Show each line of the data below that has the string "сообщения" in it.

* * * * * * *

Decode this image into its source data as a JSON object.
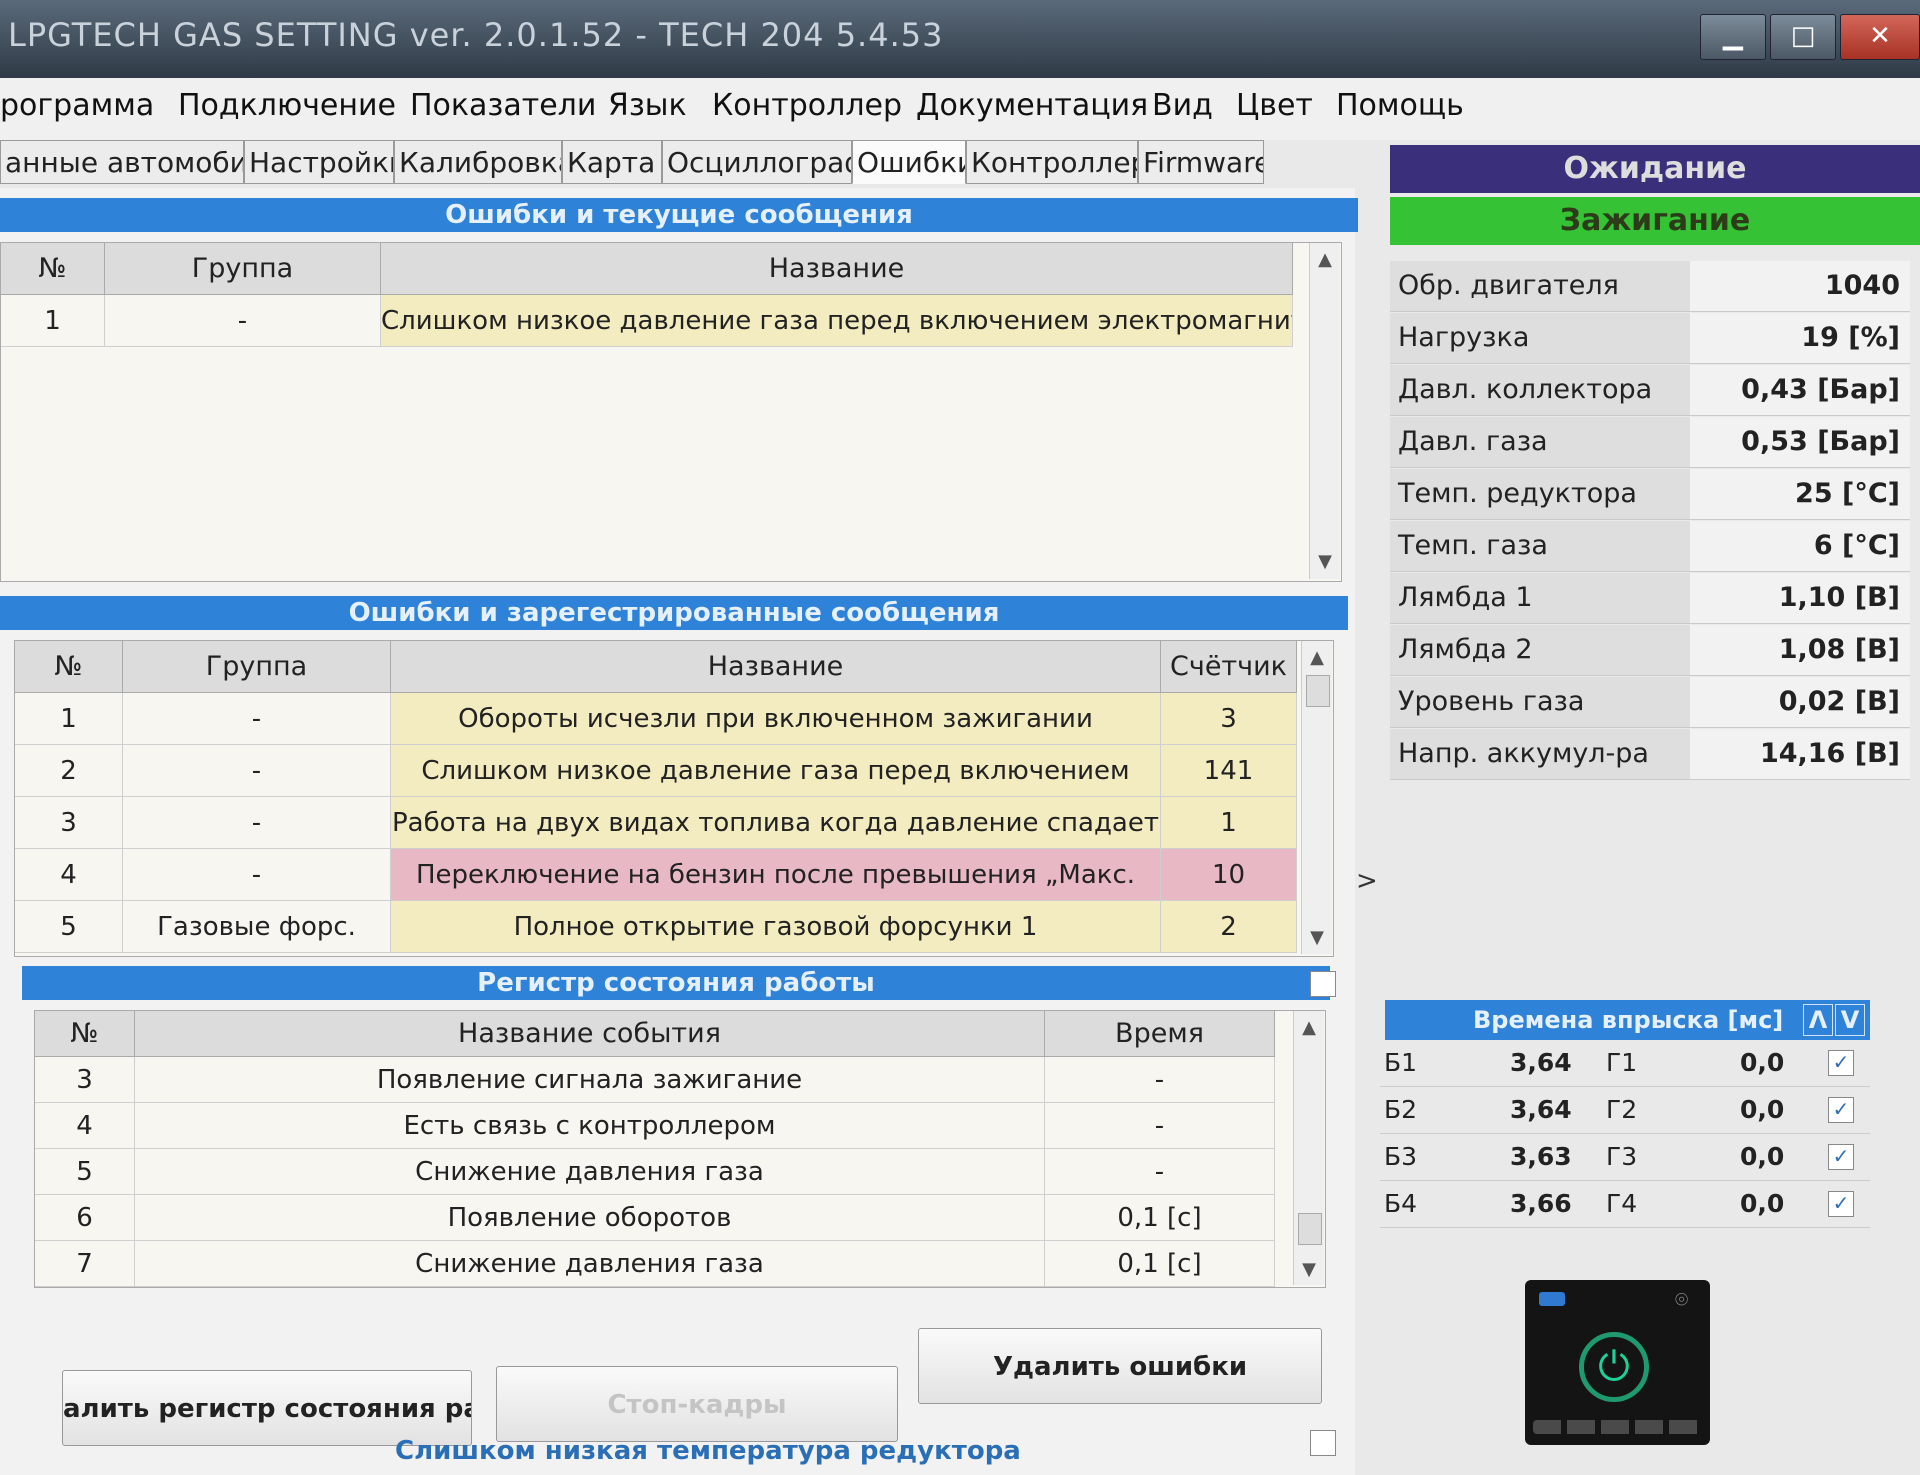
{
  "window": {
    "title": "LPGTECH GAS SETTING ver. 2.0.1.52 - TECH 204 5.4.53"
  },
  "menu": [
    "рограмма",
    "Подключение",
    "Показатели",
    "Язык",
    "Контроллер",
    "Документация",
    "Вид",
    "Цвет",
    "Помощь"
  ],
  "tabs": [
    "анные автомобиля",
    "Настройки",
    "Калибровка",
    "Карта",
    "Осциллограф",
    "Ошибки",
    "Контроллер",
    "Firmware"
  ],
  "current_errors": {
    "title": "Ошибки и текущие сообщения",
    "headers": [
      "№",
      "Группа",
      "Название"
    ],
    "rows": [
      {
        "n": "1",
        "group": "-",
        "name": "Слишком низкое давление газа перед включением электромагнита."
      }
    ]
  },
  "registered_errors": {
    "title": "Ошибки и зарегестрированные сообщения",
    "headers": [
      "№",
      "Группа",
      "Название",
      "Счётчик"
    ],
    "rows": [
      {
        "n": "1",
        "group": "-",
        "name": "Обороты исчезли при включенном зажигании",
        "count": "3"
      },
      {
        "n": "2",
        "group": "-",
        "name": "Слишком низкое давление газа перед включением",
        "count": "141"
      },
      {
        "n": "3",
        "group": "-",
        "name": "Работа  на двух видах топлива когда давление спадает",
        "count": "1"
      },
      {
        "n": "4",
        "group": "-",
        "name": "Переключение на бензин после превышения „Макс.",
        "count": "10"
      },
      {
        "n": "5",
        "group": "Газовые форс.",
        "name": "Полное открытие газовой форсунки 1",
        "count": "2"
      }
    ]
  },
  "event_log": {
    "title": "Регистр состояния работы",
    "headers": [
      "№",
      "Название  события",
      "Время"
    ],
    "rows": [
      {
        "n": "3",
        "name": "Появление сигнала зажигание",
        "time": "-"
      },
      {
        "n": "4",
        "name": "Есть связь с контроллером",
        "time": "-"
      },
      {
        "n": "5",
        "name": "Снижение давления газа",
        "time": "-"
      },
      {
        "n": "6",
        "name": "Появление оборотов",
        "time": "0,1 [c]"
      },
      {
        "n": "7",
        "name": "Снижение давления газа",
        "time": "0,1 [c]"
      }
    ]
  },
  "buttons": {
    "clear_log": "алить регистр состояния рабс",
    "freeze_frames": "Стоп-кадры",
    "delete_errors": "Удалить ошибки"
  },
  "status_message": "Слишком низкая температура редуктора",
  "right_panel": {
    "mode": "Ожидание",
    "ignition": "Зажигание",
    "collapse_arrow": ">",
    "params": [
      {
        "label": "Обр. двигателя",
        "value": "1040"
      },
      {
        "label": "Нагрузка",
        "value": "19 [%]"
      },
      {
        "label": "Давл. коллектора",
        "value": "0,43 [Бар]"
      },
      {
        "label": "Давл. газа",
        "value": "0,53 [Бар]"
      },
      {
        "label": "Темп. редуктора",
        "value": "25 [°C]"
      },
      {
        "label": "Темп. газа",
        "value": "6 [°C]"
      },
      {
        "label": "Лямбда 1",
        "value": "1,10 [B]"
      },
      {
        "label": "Лямбда 2",
        "value": "1,08 [B]"
      },
      {
        "label": "Уровень газа",
        "value": "0,02 [B]"
      },
      {
        "label": "Напр. аккумул-ра",
        "value": "14,16 [B]"
      }
    ],
    "injection": {
      "title": "Времена впрыска [мс]",
      "up": "Λ",
      "down": "V",
      "rows": [
        {
          "b": "Б1",
          "bval": "3,64",
          "g": "Г1",
          "gval": "0,0"
        },
        {
          "b": "Б2",
          "bval": "3,64",
          "g": "Г2",
          "gval": "0,0"
        },
        {
          "b": "Б3",
          "bval": "3,63",
          "g": "Г3",
          "gval": "0,0"
        },
        {
          "b": "Б4",
          "bval": "3,66",
          "g": "Г4",
          "gval": "0,0"
        }
      ]
    }
  },
  "colors": {
    "header_blue": "#2e83d8",
    "mode_bg": "#3a2f7a",
    "ignition_bg": "#35c235",
    "row_yellow": "#f3ecc0",
    "row_pink": "#e8b8c4"
  }
}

* * * * * * *

# WRITTEN ANSWER
    "title": "Ошибки и текущие сообщения",
    "title": "Ошибки и зарегестрированные сообщения",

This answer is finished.